PROBLEM. In the records that follow, show each line where the word "screenshot" is present.
+ + + +
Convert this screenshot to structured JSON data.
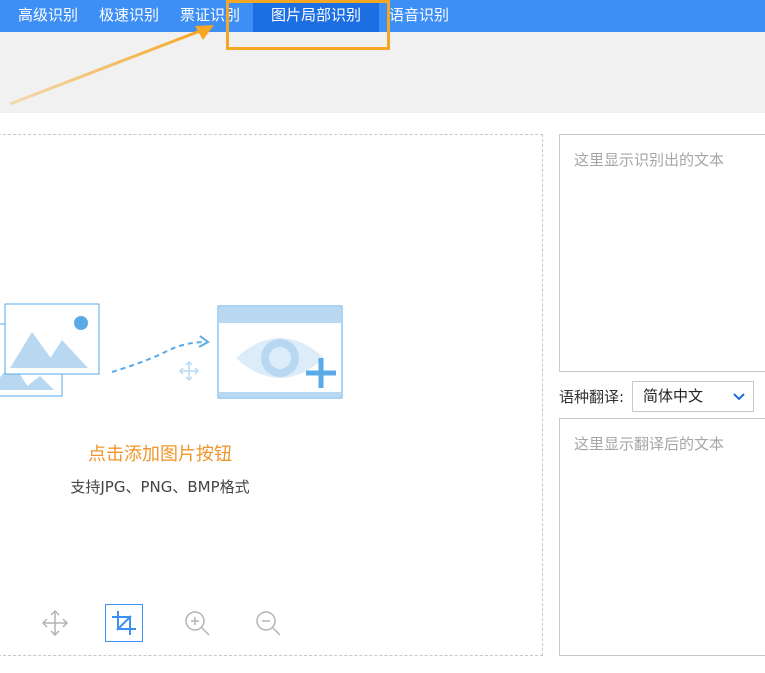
{
  "tabs": [
    {
      "label": "高级识别"
    },
    {
      "label": "极速识别"
    },
    {
      "label": "票证识别"
    },
    {
      "label": "图片局部识别"
    },
    {
      "label": "语音识别"
    }
  ],
  "upload": {
    "add_label": "点击添加图片按钮",
    "formats_label": "支持JPG、PNG、BMP格式"
  },
  "toolbar": {
    "tools": [
      "move-icon",
      "crop-icon",
      "zoom-in-icon",
      "zoom-out-icon"
    ]
  },
  "result": {
    "placeholder": "这里显示识别出的文本"
  },
  "translate": {
    "label": "语种翻译:",
    "selected": "简体中文",
    "placeholder": "这里显示翻译后的文本"
  },
  "colors": {
    "tabbar": "#3d8ef5",
    "tab_active": "#1c6fe3",
    "highlight": "#f5a623",
    "add_text": "#f0952a"
  }
}
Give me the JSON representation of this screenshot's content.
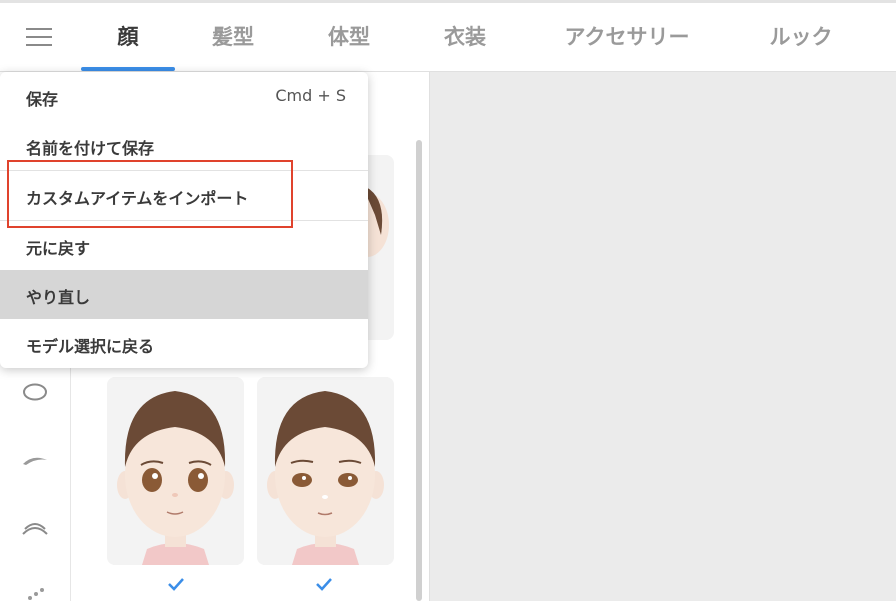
{
  "tabs": [
    {
      "label": "顔",
      "active": true
    },
    {
      "label": "髪型"
    },
    {
      "label": "体型"
    },
    {
      "label": "衣装"
    },
    {
      "label": "アクセサリー"
    },
    {
      "label": "ルック"
    }
  ],
  "menu": {
    "items": [
      {
        "label": "保存",
        "shortcut": "Cmd + S"
      },
      {
        "label": "名前を付けて保存"
      },
      {
        "label": "カスタムアイテムをインポート",
        "highlighted": true
      },
      {
        "label": "元に戻す"
      },
      {
        "label": "やり直し",
        "hovered": true
      },
      {
        "label": "モデル選択に戻る"
      }
    ]
  },
  "sidebar": {
    "icons": [
      "face-outline-icon",
      "eyebrow-icon",
      "eye-icon",
      "more-icon"
    ]
  },
  "cards": [
    {
      "name": "face-preset-1",
      "selected": true
    },
    {
      "name": "face-preset-2",
      "selected": true
    }
  ],
  "colors": {
    "accent": "#3b8ee8",
    "highlight_box": "#e0432d",
    "hover_row": "#d6d6d6",
    "right_panel": "#ebebeb"
  }
}
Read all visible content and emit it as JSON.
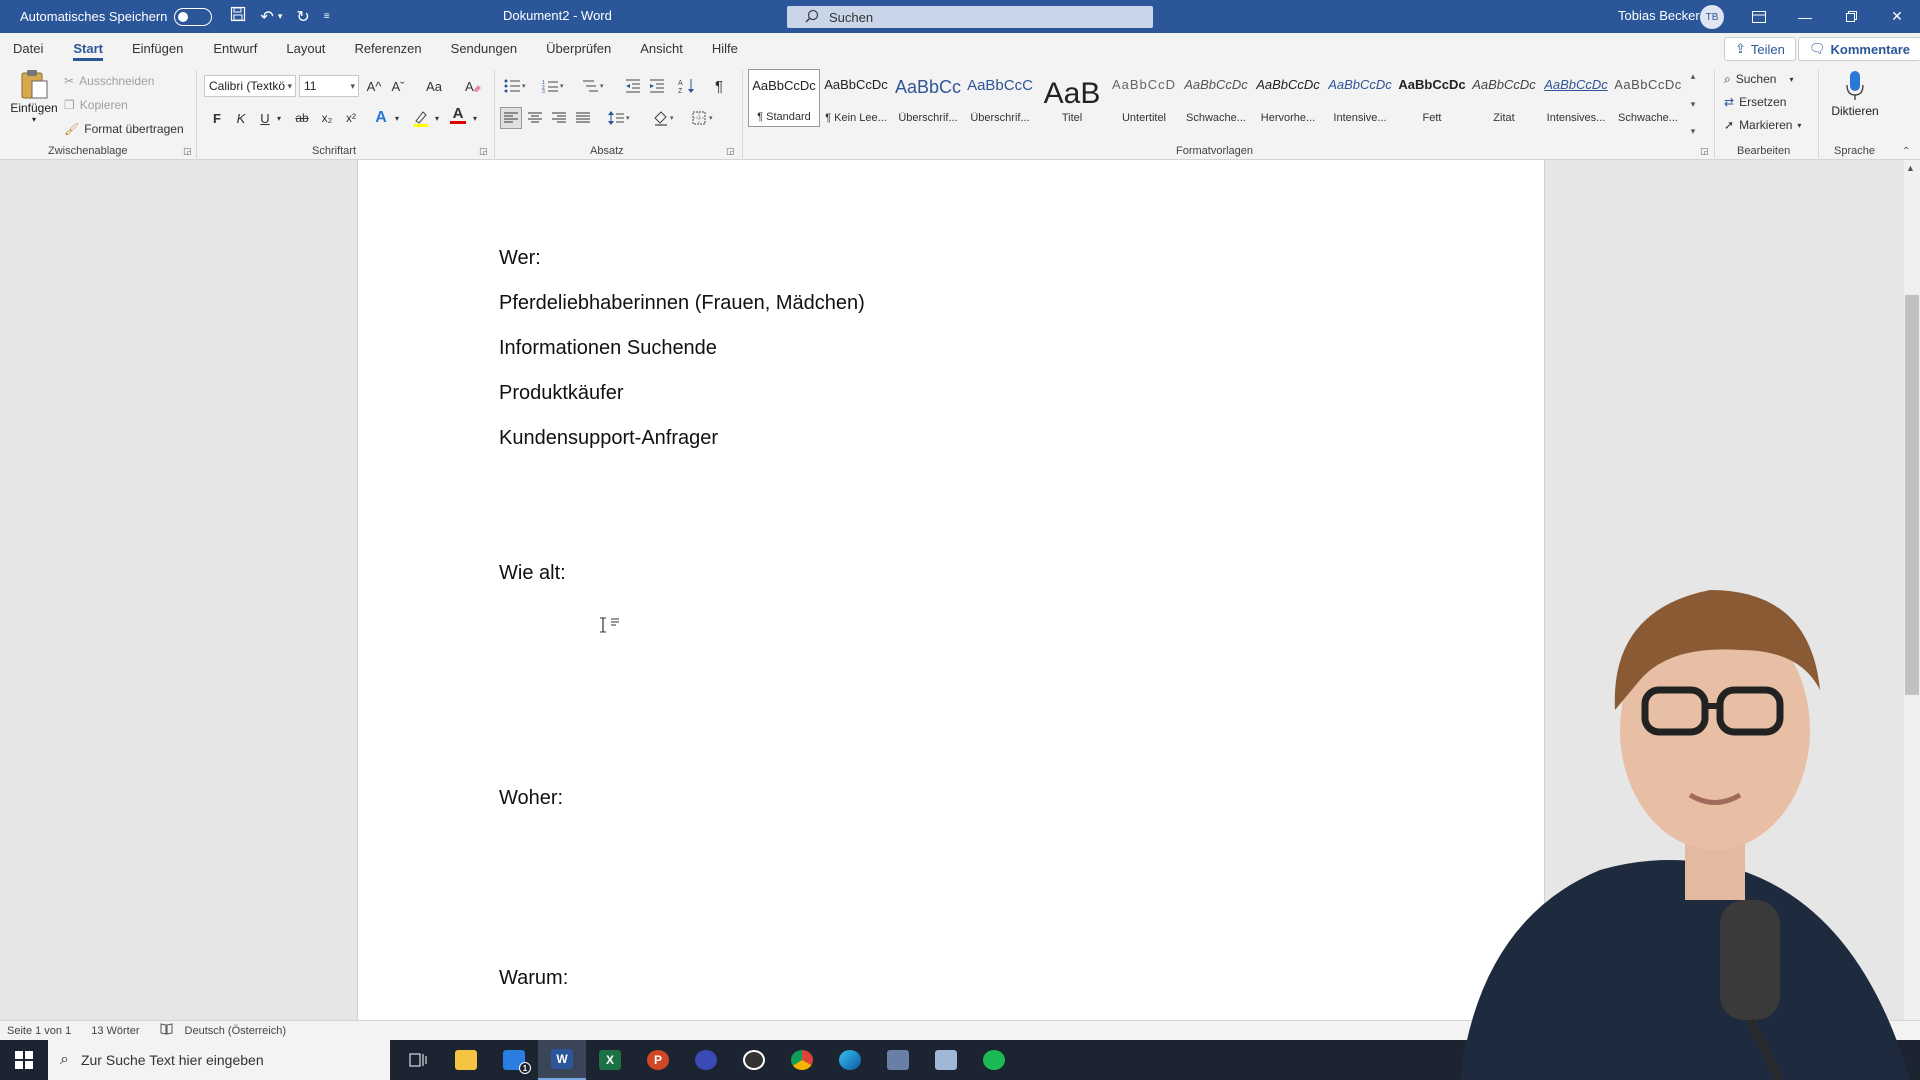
{
  "titlebar": {
    "autosave_label": "Automatisches Speichern",
    "document_title": "Dokument2  -  Word",
    "search_placeholder": "Suchen",
    "user_name": "Tobias Becker",
    "user_initials": "TB"
  },
  "tabs": [
    "Datei",
    "Start",
    "Einfügen",
    "Entwurf",
    "Layout",
    "Referenzen",
    "Sendungen",
    "Überprüfen",
    "Ansicht",
    "Hilfe"
  ],
  "active_tab": "Start",
  "header_buttons": {
    "share": "Teilen",
    "comments": "Kommentare"
  },
  "clipboard": {
    "label": "Zwischenablage",
    "paste": "Einfügen",
    "cut": "Ausschneiden",
    "copy": "Kopieren",
    "format_painter": "Format übertragen"
  },
  "font": {
    "label": "Schriftart",
    "font_name": "Calibri (Textkö",
    "font_size": "11",
    "bold": "F",
    "italic": "K",
    "underline": "U",
    "strikethrough": "ab",
    "subscript": "x₂",
    "superscript": "x²",
    "grow": "A^",
    "shrink": "Aˇ",
    "case": "Aa",
    "text_effects": "A",
    "font_color": "A"
  },
  "paragraph": {
    "label": "Absatz"
  },
  "styles": {
    "label": "Formatvorlagen",
    "items": [
      {
        "preview": "AaBbCcDc",
        "name": "¶ Standard",
        "selected": true
      },
      {
        "preview": "AaBbCcDc",
        "name": "¶ Kein Lee..."
      },
      {
        "preview": "AaBbCc",
        "name": "Überschrif..."
      },
      {
        "preview": "AaBbCcC",
        "name": "Überschrif..."
      },
      {
        "preview": "AaB",
        "name": "Titel"
      },
      {
        "preview": "AaBbCcD",
        "name": "Untertitel"
      },
      {
        "preview": "AaBbCcDc",
        "name": "Schwache..."
      },
      {
        "preview": "AaBbCcDc",
        "name": "Hervorhe..."
      },
      {
        "preview": "AaBbCcDc",
        "name": "Intensive..."
      },
      {
        "preview": "AaBbCcDc",
        "name": "Fett"
      },
      {
        "preview": "AaBbCcDc",
        "name": "Zitat"
      },
      {
        "preview": "AaBbCcDc",
        "name": "Intensives..."
      },
      {
        "preview": "AaBbCcDc",
        "name": "Schwache..."
      }
    ]
  },
  "editing": {
    "label": "Bearbeiten",
    "find": "Suchen",
    "replace": "Ersetzen",
    "select": "Markieren"
  },
  "voice": {
    "label": "Sprache",
    "dictate": "Diktieren"
  },
  "document": {
    "lines": [
      "Wer:",
      "Pferdeliebhaberinnen (Frauen, Mädchen)",
      "Informationen Suchende",
      "Produktkäufer",
      "Kundensupport-Anfrager",
      "Wie alt:",
      "Woher:",
      "Warum:"
    ]
  },
  "statusbar": {
    "page": "Seite 1 von 1",
    "words": "13 Wörter",
    "language": "Deutsch (Österreich)"
  },
  "taskbar": {
    "search_placeholder": "Zur Suche Text hier eingeben",
    "mail_badge": "1"
  },
  "colors": {
    "word_blue": "#2b579a",
    "ribbon_bg": "#f3f3f3",
    "taskbar_bg": "#1c2431"
  }
}
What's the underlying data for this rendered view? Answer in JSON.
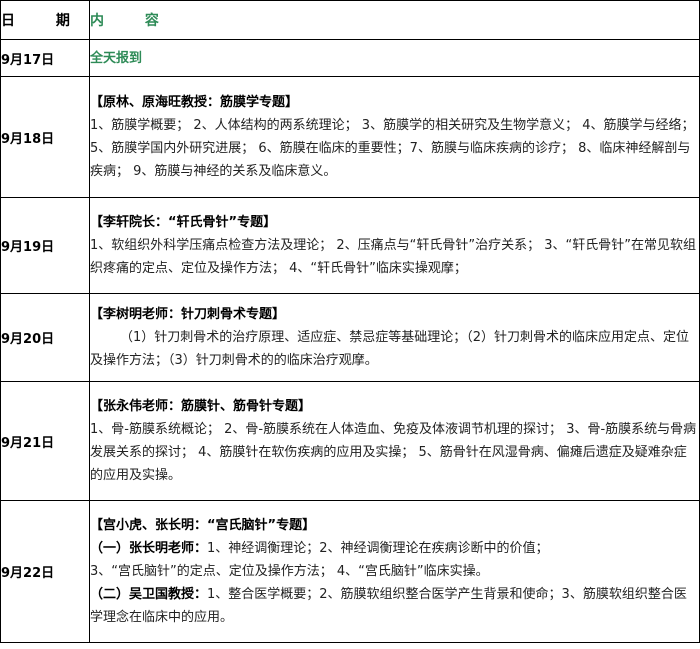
{
  "header": {
    "date": "日 期",
    "content": "内 容"
  },
  "rows": [
    {
      "date": "9月17日",
      "title": "全天报到"
    },
    {
      "date": "9月18日",
      "title": "【原林、原海旺教授：筋膜学专题】",
      "body": "1、筋膜学概要； 2、人体结构的两系统理论； 3、筋膜学的相关研究及生物学意义； 4、筋膜学与经络； 5、筋膜学国内外研究进展； 6、筋膜在临床的重要性；7、筋膜与临床疾病的诊疗； 8、临床神经解剖与疾病； 9、筋膜与神经的关系及临床意义。"
    },
    {
      "date": "9月19日",
      "title": "【李轩院长：“轩氏骨针”专题】",
      "body": "1、软组织外科学压痛点检查方法及理论； 2、压痛点与“轩氏骨针”治疗关系； 3、“轩氏骨针”在常见软组织疼痛的定点、定位及操作方法； 4、“轩氏骨针”临床实操观摩；"
    },
    {
      "date": "9月20日",
      "title": "【李树明老师：针刀刺骨术专题】",
      "body": "（1）针刀刺骨术的治疗原理、适应症、禁忌症等基础理论；（2）针刀刺骨术的临床应用定点、定位及操作方法；（3）针刀刺骨术的的临床治疗观摩。"
    },
    {
      "date": "9月21日",
      "title": "【张永伟老师：筋膜针、筋骨针专题】",
      "body": "1、骨-筋膜系统概论； 2、骨-筋膜系统在人体造血、免疫及体液调节机理的探讨； 3、骨-筋膜系统与骨病发展关系的探讨； 4、筋膜针在软伤疾病的应用及实操； 5、筋骨针在风湿骨病、偏瘫后遗症及疑难杂症的应用及实操。"
    },
    {
      "date": "9月22日",
      "title": "【宫小虎、张长明：“宫氏脑针”专题】",
      "sub1_title": "（一）张长明老师：",
      "sub1_body": "1、神经调衡理论；2、神经调衡理论在疾病诊断中的价值；",
      "sub1_body2": "3、“宫氏脑针”的定点、定位及操作方法； 4、“宫氏脑针”临床实操。",
      "sub2_title": "（二）吴卫国教授：",
      "sub2_body": "1、整合医学概要；2、筋膜软组织整合医学产生背景和使命；3、筋膜软组织整合医学理念在临床中的应用。"
    }
  ]
}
+ + + +
TASK OUTPUT.
Convert this screenshot to structured JSON data.
Give me the JSON representation of this screenshot's content.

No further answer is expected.